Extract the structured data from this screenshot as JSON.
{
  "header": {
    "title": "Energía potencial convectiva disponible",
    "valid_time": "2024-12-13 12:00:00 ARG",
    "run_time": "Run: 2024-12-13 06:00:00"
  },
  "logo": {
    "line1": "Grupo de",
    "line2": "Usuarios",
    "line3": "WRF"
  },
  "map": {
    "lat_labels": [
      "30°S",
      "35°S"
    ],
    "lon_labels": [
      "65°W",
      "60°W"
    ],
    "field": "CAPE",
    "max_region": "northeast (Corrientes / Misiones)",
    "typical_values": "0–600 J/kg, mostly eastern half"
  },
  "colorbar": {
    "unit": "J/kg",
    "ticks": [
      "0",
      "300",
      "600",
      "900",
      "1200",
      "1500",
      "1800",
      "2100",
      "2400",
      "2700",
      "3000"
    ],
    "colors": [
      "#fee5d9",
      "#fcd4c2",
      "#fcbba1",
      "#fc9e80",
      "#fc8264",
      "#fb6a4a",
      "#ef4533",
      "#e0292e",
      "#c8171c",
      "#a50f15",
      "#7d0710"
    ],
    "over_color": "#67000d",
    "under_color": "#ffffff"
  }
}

What you are asked to do
Each entry is to be returned in full, character for character.

Output for this exercise
Extract the structured data from this screenshot as JSON.
{
  "header": {
    "title": "Energía potencial convectiva disponible",
    "valid_time": "2024-12-13 12:00:00 ARG",
    "run_time": "Run: 2024-12-13 06:00:00"
  },
  "logo": {
    "line1": "Grupo de",
    "line2": "Usuarios",
    "line3": "WRF"
  },
  "map": {
    "lat_labels": [
      "30°S",
      "35°S"
    ],
    "lon_labels": [
      "65°W",
      "60°W"
    ],
    "field": "CAPE",
    "max_region": "northeast (Corrientes / Misiones)",
    "typical_values": "0–600 J/kg, mostly eastern half"
  },
  "colorbar": {
    "unit": "J/kg",
    "ticks": [
      "0",
      "300",
      "600",
      "900",
      "1200",
      "1500",
      "1800",
      "2100",
      "2400",
      "2700",
      "3000"
    ],
    "colors": [
      "#fee5d9",
      "#fcd4c2",
      "#fcbba1",
      "#fc9e80",
      "#fc8264",
      "#fb6a4a",
      "#ef4533",
      "#e0292e",
      "#c8171c",
      "#a50f15",
      "#7d0710"
    ],
    "over_color": "#67000d",
    "under_color": "#ffffff"
  }
}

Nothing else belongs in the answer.